(Figure contents as structured data)
====
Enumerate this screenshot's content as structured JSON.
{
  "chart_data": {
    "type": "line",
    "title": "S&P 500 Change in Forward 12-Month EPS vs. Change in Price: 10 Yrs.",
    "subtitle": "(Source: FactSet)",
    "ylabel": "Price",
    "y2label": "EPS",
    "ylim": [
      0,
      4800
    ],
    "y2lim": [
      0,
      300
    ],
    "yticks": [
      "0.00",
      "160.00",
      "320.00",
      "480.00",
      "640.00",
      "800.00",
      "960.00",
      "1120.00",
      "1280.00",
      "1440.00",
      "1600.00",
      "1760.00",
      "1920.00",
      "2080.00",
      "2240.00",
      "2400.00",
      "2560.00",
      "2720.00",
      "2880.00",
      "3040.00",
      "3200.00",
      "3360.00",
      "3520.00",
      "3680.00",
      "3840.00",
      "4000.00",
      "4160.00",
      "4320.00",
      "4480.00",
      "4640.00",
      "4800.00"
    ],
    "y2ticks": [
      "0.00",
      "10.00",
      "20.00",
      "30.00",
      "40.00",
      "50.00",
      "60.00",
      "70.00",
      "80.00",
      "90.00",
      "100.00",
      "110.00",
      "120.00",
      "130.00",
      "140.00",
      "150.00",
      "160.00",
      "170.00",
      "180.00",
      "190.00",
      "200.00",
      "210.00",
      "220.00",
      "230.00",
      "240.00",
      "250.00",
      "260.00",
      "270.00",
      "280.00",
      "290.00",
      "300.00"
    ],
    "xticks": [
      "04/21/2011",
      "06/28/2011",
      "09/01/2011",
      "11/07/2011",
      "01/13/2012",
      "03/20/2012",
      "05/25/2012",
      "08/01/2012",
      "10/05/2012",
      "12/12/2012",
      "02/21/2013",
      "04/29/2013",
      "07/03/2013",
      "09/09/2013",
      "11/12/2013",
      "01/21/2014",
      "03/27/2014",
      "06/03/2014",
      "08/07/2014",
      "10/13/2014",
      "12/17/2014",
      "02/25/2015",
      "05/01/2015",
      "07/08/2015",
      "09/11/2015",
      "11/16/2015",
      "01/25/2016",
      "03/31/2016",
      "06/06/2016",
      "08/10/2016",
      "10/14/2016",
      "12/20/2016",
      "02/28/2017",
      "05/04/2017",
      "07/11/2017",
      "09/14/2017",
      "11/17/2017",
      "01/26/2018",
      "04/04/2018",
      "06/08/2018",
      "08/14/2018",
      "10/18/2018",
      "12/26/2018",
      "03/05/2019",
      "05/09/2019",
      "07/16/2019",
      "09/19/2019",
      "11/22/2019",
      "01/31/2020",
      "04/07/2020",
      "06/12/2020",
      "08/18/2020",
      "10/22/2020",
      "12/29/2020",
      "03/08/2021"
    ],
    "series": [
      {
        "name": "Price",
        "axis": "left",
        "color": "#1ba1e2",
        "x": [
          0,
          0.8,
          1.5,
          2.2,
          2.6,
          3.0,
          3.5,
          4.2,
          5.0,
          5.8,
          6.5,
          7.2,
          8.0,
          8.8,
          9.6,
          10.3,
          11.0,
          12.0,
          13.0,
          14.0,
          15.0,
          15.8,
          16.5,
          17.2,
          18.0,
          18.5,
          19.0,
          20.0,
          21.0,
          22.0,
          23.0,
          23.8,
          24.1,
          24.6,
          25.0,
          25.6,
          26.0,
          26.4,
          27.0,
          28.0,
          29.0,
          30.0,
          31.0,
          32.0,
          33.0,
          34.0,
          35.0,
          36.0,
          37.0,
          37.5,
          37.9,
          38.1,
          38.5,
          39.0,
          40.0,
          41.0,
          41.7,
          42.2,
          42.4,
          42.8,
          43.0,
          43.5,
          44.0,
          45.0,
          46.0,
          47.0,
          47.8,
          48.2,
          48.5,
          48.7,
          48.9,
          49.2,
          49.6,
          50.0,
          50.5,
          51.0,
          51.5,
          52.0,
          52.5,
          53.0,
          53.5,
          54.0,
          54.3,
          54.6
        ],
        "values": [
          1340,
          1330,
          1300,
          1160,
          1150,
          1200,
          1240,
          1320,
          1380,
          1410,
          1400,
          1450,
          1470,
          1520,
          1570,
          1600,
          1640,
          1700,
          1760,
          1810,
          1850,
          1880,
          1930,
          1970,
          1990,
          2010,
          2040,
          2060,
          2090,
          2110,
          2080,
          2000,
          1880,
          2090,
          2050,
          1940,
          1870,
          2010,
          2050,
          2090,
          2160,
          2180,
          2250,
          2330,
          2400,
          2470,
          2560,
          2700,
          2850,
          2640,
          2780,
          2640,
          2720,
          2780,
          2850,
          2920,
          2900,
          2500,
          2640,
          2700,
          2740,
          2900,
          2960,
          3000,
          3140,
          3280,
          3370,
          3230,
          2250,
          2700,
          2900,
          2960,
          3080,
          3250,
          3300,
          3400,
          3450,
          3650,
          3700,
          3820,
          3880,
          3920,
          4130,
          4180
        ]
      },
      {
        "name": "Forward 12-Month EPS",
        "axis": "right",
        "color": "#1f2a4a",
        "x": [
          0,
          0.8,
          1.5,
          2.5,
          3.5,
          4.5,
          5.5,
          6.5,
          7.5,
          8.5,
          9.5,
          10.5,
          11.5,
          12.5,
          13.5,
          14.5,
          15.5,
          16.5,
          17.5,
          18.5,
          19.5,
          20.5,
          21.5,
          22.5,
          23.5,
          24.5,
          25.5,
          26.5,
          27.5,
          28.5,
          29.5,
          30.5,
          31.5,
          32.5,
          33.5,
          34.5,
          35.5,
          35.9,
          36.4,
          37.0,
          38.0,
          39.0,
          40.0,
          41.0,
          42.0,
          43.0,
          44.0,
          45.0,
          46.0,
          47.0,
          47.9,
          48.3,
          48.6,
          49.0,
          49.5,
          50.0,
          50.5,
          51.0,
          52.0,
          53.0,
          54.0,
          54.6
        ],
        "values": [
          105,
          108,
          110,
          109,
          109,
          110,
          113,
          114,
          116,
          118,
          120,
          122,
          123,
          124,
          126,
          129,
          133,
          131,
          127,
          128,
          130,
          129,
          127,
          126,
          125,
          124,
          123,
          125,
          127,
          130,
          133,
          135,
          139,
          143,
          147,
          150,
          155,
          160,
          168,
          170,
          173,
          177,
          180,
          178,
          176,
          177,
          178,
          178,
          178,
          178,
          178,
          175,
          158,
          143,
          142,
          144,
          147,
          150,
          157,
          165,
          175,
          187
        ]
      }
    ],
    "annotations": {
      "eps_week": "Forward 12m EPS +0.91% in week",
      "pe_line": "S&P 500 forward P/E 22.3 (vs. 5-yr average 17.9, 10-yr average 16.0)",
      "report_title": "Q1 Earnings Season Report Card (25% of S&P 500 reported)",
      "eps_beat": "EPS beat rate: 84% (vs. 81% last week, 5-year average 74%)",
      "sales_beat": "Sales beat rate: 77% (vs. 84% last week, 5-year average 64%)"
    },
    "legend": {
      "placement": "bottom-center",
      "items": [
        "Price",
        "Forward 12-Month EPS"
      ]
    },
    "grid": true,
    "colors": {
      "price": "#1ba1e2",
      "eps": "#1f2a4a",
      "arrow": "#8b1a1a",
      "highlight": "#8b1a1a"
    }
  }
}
====
**Objective:** Output all of the data again. Match it exactly.

**Answer to the exercise:**
Enumerate this screenshot's content as structured JSON.
{
  "chart_data": {
    "type": "line",
    "title": "S&P 500 Change in Forward 12-Month EPS vs. Change in Price: 10 Yrs.",
    "subtitle": "(Source: FactSet)",
    "ylabel": "Price",
    "y2label": "EPS",
    "ylim": [
      0,
      4800
    ],
    "y2lim": [
      0,
      300
    ],
    "yticks": [
      "0.00",
      "160.00",
      "320.00",
      "480.00",
      "640.00",
      "800.00",
      "960.00",
      "1120.00",
      "1280.00",
      "1440.00",
      "1600.00",
      "1760.00",
      "1920.00",
      "2080.00",
      "2240.00",
      "2400.00",
      "2560.00",
      "2720.00",
      "2880.00",
      "3040.00",
      "3200.00",
      "3360.00",
      "3520.00",
      "3680.00",
      "3840.00",
      "4000.00",
      "4160.00",
      "4320.00",
      "4480.00",
      "4640.00",
      "4800.00"
    ],
    "y2ticks": [
      "0.00",
      "10.00",
      "20.00",
      "30.00",
      "40.00",
      "50.00",
      "60.00",
      "70.00",
      "80.00",
      "90.00",
      "100.00",
      "110.00",
      "120.00",
      "130.00",
      "140.00",
      "150.00",
      "160.00",
      "170.00",
      "180.00",
      "190.00",
      "200.00",
      "210.00",
      "220.00",
      "230.00",
      "240.00",
      "250.00",
      "260.00",
      "270.00",
      "280.00",
      "290.00",
      "300.00"
    ],
    "xticks": [
      "04/21/2011",
      "06/28/2011",
      "09/01/2011",
      "11/07/2011",
      "01/13/2012",
      "03/20/2012",
      "05/25/2012",
      "08/01/2012",
      "10/05/2012",
      "12/12/2012",
      "02/21/2013",
      "04/29/2013",
      "07/03/2013",
      "09/09/2013",
      "11/12/2013",
      "01/21/2014",
      "03/27/2014",
      "06/03/2014",
      "08/07/2014",
      "10/13/2014",
      "12/17/2014",
      "02/25/2015",
      "05/01/2015",
      "07/08/2015",
      "09/11/2015",
      "11/16/2015",
      "01/25/2016",
      "03/31/2016",
      "06/06/2016",
      "08/10/2016",
      "10/14/2016",
      "12/20/2016",
      "02/28/2017",
      "05/04/2017",
      "07/11/2017",
      "09/14/2017",
      "11/17/2017",
      "01/26/2018",
      "04/04/2018",
      "06/08/2018",
      "08/14/2018",
      "10/18/2018",
      "12/26/2018",
      "03/05/2019",
      "05/09/2019",
      "07/16/2019",
      "09/19/2019",
      "11/22/2019",
      "01/31/2020",
      "04/07/2020",
      "06/12/2020",
      "08/18/2020",
      "10/22/2020",
      "12/29/2020",
      "03/08/2021"
    ],
    "series": [
      {
        "name": "Price",
        "axis": "left",
        "color": "#1ba1e2",
        "x": [
          0,
          0.8,
          1.5,
          2.2,
          2.6,
          3.0,
          3.5,
          4.2,
          5.0,
          5.8,
          6.5,
          7.2,
          8.0,
          8.8,
          9.6,
          10.3,
          11.0,
          12.0,
          13.0,
          14.0,
          15.0,
          15.8,
          16.5,
          17.2,
          18.0,
          18.5,
          19.0,
          20.0,
          21.0,
          22.0,
          23.0,
          23.8,
          24.1,
          24.6,
          25.0,
          25.6,
          26.0,
          26.4,
          27.0,
          28.0,
          29.0,
          30.0,
          31.0,
          32.0,
          33.0,
          34.0,
          35.0,
          36.0,
          37.0,
          37.5,
          37.9,
          38.1,
          38.5,
          39.0,
          40.0,
          41.0,
          41.7,
          42.2,
          42.4,
          42.8,
          43.0,
          43.5,
          44.0,
          45.0,
          46.0,
          47.0,
          47.8,
          48.2,
          48.5,
          48.7,
          48.9,
          49.2,
          49.6,
          50.0,
          50.5,
          51.0,
          51.5,
          52.0,
          52.5,
          53.0,
          53.5,
          54.0,
          54.3,
          54.6
        ],
        "values": [
          1340,
          1330,
          1300,
          1160,
          1150,
          1200,
          1240,
          1320,
          1380,
          1410,
          1400,
          1450,
          1470,
          1520,
          1570,
          1600,
          1640,
          1700,
          1760,
          1810,
          1850,
          1880,
          1930,
          1970,
          1990,
          2010,
          2040,
          2060,
          2090,
          2110,
          2080,
          2000,
          1880,
          2090,
          2050,
          1940,
          1870,
          2010,
          2050,
          2090,
          2160,
          2180,
          2250,
          2330,
          2400,
          2470,
          2560,
          2700,
          2850,
          2640,
          2780,
          2640,
          2720,
          2780,
          2850,
          2920,
          2900,
          2500,
          2640,
          2700,
          2740,
          2900,
          2960,
          3000,
          3140,
          3280,
          3370,
          3230,
          2250,
          2700,
          2900,
          2960,
          3080,
          3250,
          3300,
          3400,
          3450,
          3650,
          3700,
          3820,
          3880,
          3920,
          4130,
          4180
        ]
      },
      {
        "name": "Forward 12-Month EPS",
        "axis": "right",
        "color": "#1f2a4a",
        "x": [
          0,
          0.8,
          1.5,
          2.5,
          3.5,
          4.5,
          5.5,
          6.5,
          7.5,
          8.5,
          9.5,
          10.5,
          11.5,
          12.5,
          13.5,
          14.5,
          15.5,
          16.5,
          17.5,
          18.5,
          19.5,
          20.5,
          21.5,
          22.5,
          23.5,
          24.5,
          25.5,
          26.5,
          27.5,
          28.5,
          29.5,
          30.5,
          31.5,
          32.5,
          33.5,
          34.5,
          35.5,
          35.9,
          36.4,
          37.0,
          38.0,
          39.0,
          40.0,
          41.0,
          42.0,
          43.0,
          44.0,
          45.0,
          46.0,
          47.0,
          47.9,
          48.3,
          48.6,
          49.0,
          49.5,
          50.0,
          50.5,
          51.0,
          52.0,
          53.0,
          54.0,
          54.6
        ],
        "values": [
          105,
          108,
          110,
          109,
          109,
          110,
          113,
          114,
          116,
          118,
          120,
          122,
          123,
          124,
          126,
          129,
          133,
          131,
          127,
          128,
          130,
          129,
          127,
          126,
          125,
          124,
          123,
          125,
          127,
          130,
          133,
          135,
          139,
          143,
          147,
          150,
          155,
          160,
          168,
          170,
          173,
          177,
          180,
          178,
          176,
          177,
          178,
          178,
          178,
          178,
          178,
          175,
          158,
          143,
          142,
          144,
          147,
          150,
          157,
          165,
          175,
          187
        ]
      }
    ],
    "annotations": {
      "eps_week": "Forward 12m EPS +0.91% in week",
      "pe_line": "S&P 500 forward P/E 22.3 (vs. 5-yr average 17.9, 10-yr average 16.0)",
      "report_title": "Q1 Earnings Season Report Card (25% of S&P 500 reported)",
      "eps_beat": "EPS beat rate: 84% (vs. 81% last week, 5-year average 74%)",
      "sales_beat": "Sales beat rate: 77% (vs. 84% last week, 5-year average 64%)"
    },
    "legend": {
      "placement": "bottom-center",
      "items": [
        "Price",
        "Forward 12-Month EPS"
      ]
    },
    "grid": true,
    "colors": {
      "price": "#1ba1e2",
      "eps": "#1f2a4a",
      "arrow": "#8b1a1a",
      "highlight": "#8b1a1a"
    }
  }
}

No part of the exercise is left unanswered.